▶ What to work on: Gather the lines below that include the string "down", copying each in full.

┌────────

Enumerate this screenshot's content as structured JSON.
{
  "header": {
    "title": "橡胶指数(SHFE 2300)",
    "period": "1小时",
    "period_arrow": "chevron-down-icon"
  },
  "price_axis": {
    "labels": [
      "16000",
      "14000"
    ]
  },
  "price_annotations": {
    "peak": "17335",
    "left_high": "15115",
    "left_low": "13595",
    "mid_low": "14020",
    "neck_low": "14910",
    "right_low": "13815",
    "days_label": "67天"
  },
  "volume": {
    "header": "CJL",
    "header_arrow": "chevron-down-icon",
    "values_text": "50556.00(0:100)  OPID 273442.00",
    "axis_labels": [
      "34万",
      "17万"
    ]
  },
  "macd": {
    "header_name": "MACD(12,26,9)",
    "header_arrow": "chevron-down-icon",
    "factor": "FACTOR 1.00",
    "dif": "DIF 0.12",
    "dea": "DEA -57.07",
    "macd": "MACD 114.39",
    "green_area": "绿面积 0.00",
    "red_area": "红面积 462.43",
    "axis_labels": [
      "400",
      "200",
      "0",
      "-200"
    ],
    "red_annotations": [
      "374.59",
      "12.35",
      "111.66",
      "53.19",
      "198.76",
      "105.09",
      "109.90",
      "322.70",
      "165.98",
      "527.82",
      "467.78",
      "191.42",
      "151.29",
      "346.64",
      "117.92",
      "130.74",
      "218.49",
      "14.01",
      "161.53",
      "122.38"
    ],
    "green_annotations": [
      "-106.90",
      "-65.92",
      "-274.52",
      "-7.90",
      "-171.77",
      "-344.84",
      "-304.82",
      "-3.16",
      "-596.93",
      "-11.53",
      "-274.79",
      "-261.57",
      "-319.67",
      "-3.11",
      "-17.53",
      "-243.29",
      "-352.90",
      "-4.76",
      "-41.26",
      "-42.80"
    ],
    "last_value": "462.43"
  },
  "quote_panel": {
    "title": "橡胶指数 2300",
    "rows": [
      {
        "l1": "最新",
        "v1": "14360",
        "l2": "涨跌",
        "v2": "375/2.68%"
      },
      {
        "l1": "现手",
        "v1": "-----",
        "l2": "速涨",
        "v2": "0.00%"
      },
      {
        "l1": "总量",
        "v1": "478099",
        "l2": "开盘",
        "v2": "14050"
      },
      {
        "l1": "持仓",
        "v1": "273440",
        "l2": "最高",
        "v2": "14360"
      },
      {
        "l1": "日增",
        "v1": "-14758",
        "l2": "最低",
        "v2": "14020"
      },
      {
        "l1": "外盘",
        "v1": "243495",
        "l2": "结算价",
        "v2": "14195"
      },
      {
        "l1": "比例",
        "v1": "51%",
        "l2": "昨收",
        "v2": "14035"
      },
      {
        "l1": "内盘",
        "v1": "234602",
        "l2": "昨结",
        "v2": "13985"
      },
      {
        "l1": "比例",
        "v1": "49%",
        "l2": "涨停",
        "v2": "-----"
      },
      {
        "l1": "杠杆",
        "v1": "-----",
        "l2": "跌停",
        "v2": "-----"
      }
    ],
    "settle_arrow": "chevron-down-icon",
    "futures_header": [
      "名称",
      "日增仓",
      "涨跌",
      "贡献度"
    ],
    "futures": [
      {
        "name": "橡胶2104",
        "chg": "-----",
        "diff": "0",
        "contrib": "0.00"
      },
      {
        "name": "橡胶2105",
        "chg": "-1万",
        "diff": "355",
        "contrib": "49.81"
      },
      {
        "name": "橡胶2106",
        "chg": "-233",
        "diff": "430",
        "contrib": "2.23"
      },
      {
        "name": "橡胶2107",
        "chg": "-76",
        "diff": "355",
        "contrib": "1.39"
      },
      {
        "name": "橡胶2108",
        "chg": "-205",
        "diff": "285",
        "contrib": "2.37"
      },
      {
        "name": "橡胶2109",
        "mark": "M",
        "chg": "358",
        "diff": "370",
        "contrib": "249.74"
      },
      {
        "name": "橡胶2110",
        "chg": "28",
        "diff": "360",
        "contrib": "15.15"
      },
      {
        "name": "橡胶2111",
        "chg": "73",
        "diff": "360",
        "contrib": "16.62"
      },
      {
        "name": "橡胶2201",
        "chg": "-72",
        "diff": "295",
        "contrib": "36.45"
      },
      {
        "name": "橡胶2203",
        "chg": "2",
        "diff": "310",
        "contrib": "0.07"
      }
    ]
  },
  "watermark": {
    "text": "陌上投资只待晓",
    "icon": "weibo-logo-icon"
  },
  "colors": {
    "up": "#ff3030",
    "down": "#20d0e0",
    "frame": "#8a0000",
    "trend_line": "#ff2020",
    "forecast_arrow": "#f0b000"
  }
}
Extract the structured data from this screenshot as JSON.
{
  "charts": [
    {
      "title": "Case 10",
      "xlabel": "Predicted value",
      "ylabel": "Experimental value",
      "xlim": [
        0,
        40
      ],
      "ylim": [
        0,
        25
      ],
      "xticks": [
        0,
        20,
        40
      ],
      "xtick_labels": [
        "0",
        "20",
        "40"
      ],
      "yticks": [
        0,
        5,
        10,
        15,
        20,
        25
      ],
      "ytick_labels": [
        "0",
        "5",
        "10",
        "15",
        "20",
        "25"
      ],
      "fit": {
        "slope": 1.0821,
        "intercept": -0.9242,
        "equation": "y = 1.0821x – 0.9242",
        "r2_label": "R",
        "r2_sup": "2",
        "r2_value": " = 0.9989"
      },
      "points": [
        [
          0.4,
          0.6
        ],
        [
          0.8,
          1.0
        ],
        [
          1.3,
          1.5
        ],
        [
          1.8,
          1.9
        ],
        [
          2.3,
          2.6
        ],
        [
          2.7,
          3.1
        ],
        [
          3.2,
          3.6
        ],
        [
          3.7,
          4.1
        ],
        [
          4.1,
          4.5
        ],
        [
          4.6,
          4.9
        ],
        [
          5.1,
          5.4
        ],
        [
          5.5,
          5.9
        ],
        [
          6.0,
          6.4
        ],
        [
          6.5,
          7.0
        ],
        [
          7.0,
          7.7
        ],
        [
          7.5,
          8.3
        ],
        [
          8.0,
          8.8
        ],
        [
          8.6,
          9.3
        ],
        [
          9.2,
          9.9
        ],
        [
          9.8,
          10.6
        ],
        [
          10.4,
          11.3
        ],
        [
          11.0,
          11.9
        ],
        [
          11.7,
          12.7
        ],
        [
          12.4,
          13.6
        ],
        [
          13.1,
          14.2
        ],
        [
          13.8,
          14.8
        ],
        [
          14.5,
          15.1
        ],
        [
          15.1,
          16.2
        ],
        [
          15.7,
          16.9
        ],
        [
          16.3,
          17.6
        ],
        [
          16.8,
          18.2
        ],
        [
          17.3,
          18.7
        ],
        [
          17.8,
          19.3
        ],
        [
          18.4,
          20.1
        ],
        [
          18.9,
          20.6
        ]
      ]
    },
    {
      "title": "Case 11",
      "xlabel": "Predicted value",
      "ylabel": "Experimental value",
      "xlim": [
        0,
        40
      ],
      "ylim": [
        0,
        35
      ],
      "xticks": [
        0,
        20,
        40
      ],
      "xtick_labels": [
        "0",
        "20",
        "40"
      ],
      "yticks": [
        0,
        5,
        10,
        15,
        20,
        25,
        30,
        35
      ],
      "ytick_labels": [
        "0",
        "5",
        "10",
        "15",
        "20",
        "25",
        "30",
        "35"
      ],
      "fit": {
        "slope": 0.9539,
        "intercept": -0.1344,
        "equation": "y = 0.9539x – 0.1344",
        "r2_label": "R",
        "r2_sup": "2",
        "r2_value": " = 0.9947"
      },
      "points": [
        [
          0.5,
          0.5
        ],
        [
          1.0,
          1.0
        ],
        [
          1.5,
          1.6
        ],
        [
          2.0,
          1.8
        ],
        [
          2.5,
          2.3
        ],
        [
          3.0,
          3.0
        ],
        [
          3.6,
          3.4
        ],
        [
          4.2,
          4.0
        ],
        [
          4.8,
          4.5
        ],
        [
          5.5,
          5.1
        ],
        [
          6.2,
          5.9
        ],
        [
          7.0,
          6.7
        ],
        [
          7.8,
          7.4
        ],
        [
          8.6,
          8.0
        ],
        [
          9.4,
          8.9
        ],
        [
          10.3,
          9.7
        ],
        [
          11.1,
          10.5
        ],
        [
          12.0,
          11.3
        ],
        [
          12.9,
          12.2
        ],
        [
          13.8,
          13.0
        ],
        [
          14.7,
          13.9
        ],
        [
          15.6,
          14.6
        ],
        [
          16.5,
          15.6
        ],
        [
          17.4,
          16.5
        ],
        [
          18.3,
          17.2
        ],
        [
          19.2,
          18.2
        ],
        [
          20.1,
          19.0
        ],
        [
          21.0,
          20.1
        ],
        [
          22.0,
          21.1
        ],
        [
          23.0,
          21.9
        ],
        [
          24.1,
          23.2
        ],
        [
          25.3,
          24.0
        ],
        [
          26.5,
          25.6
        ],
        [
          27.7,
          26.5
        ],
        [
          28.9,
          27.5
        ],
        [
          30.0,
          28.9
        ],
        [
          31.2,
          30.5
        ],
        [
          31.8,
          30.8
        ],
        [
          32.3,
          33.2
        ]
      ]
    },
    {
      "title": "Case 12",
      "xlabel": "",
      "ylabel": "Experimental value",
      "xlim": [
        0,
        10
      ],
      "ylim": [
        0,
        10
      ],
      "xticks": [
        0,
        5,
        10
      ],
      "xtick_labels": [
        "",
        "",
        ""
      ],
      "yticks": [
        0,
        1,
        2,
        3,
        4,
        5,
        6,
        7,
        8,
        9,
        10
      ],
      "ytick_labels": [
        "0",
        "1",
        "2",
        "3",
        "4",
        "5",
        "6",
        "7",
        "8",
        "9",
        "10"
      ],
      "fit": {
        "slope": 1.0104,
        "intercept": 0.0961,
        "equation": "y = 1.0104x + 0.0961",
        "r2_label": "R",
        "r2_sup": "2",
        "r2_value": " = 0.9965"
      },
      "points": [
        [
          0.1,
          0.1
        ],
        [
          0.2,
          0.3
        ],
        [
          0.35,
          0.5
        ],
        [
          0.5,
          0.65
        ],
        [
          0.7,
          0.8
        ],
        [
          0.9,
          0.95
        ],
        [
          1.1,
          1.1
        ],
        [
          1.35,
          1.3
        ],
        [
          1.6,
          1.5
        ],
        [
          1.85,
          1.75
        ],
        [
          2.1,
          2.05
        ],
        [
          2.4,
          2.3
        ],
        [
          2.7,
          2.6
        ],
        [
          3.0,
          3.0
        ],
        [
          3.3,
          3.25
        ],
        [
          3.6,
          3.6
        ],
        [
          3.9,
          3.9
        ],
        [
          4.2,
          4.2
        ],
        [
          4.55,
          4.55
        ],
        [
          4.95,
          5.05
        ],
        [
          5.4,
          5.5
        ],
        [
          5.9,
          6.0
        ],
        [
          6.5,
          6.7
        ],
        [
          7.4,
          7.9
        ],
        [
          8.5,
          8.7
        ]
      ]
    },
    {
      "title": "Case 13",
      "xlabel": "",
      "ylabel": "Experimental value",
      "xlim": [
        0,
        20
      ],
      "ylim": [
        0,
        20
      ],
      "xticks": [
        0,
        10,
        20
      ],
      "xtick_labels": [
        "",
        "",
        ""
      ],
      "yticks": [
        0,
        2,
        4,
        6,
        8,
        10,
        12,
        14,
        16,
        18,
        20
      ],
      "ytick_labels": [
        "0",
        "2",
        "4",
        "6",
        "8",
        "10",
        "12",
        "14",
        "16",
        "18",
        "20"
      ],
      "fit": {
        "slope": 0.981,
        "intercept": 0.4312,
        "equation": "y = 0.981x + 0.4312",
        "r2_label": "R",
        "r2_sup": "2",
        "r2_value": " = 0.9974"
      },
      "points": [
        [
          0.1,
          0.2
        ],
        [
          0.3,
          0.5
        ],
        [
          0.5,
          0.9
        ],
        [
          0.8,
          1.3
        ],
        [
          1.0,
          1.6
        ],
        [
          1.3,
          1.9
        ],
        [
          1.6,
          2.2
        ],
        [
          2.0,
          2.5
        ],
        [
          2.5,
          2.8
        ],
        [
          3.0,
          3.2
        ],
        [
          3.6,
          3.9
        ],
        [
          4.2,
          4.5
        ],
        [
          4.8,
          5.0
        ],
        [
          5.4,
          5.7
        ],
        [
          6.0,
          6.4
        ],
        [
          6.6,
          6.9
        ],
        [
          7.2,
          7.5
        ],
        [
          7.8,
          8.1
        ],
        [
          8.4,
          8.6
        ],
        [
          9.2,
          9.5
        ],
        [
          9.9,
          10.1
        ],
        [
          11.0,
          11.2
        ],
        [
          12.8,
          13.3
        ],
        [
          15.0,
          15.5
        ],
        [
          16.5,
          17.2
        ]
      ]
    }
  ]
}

└────────

▶ Written answer:
    "period_arrow": "chevron-down-icon"
    "header_arrow": "chevron-down-icon",
    "header_arrow": "chevron-down-icon",
    "settle_arrow": "chevron-down-icon",
    "down": "#20d0e0",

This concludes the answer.